WRITTEN EXERCISE - Search the material for the word "forma" and copy each line that holds it.

----- RECORD EXTRACTS -----

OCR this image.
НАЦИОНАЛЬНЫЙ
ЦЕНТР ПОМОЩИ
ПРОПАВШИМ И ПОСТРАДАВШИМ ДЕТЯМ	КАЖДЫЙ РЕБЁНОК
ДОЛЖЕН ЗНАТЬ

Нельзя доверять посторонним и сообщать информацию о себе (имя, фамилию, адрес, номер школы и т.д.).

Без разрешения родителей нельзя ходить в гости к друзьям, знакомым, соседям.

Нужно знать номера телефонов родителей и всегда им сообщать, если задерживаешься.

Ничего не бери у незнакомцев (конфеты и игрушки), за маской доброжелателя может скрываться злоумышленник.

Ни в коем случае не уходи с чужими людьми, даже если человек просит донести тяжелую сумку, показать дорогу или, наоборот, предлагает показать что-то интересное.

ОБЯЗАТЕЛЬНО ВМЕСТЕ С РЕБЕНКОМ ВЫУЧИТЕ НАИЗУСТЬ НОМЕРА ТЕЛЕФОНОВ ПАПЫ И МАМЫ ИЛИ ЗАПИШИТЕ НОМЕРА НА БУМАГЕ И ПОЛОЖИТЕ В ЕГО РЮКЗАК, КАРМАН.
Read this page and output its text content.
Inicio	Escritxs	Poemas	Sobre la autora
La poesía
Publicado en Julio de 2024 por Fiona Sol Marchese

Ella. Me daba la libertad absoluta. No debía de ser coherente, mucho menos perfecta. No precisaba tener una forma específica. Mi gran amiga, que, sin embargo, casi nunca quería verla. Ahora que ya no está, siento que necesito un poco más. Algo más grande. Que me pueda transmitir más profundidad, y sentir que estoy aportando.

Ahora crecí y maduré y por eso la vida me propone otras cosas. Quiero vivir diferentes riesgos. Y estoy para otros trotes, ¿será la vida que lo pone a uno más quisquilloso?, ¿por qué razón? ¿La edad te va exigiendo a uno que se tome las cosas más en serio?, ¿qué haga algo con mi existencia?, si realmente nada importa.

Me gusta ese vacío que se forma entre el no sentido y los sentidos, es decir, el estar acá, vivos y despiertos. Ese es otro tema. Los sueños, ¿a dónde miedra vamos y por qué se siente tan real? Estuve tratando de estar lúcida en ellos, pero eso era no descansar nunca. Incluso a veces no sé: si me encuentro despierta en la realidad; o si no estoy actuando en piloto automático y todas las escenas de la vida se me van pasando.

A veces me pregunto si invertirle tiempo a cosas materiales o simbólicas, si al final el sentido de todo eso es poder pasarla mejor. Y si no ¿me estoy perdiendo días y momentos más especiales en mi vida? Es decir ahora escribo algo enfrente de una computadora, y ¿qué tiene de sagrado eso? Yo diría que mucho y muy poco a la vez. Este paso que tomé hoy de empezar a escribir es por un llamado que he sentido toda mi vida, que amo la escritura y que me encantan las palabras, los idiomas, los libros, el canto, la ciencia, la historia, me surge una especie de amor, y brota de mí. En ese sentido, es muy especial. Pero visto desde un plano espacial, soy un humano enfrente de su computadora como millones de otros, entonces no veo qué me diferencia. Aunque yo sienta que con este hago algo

-----

RESULT OF THIS EXERCISE -
Ella. Me daba la libertad absoluta. No debía de ser coherente, mucho menos perfecta. No precisaba tener una forma específica. Mi gran amiga, que, sin embargo, casi nunca quería verla. Ahora que ya no está, siento que necesito un poco más. Algo más grande. Que me pueda transmitir más profundidad, y sentir que estoy aportando.
Me gusta ese vacío que se forma entre el no sentido y los sentidos, es decir, el estar acá, vivos y despiertos. Ese es otro tema. Los sueños, ¿a dónde miedra vamos y por qué se siente tan real? Estuve tratando de estar lúcida en ellos, pero eso era no descansar nunca. Incluso a veces no sé: si me encuentro despierta en la realidad; o si no estoy actuando en piloto automático y todas las escenas de la vida se me van pasando.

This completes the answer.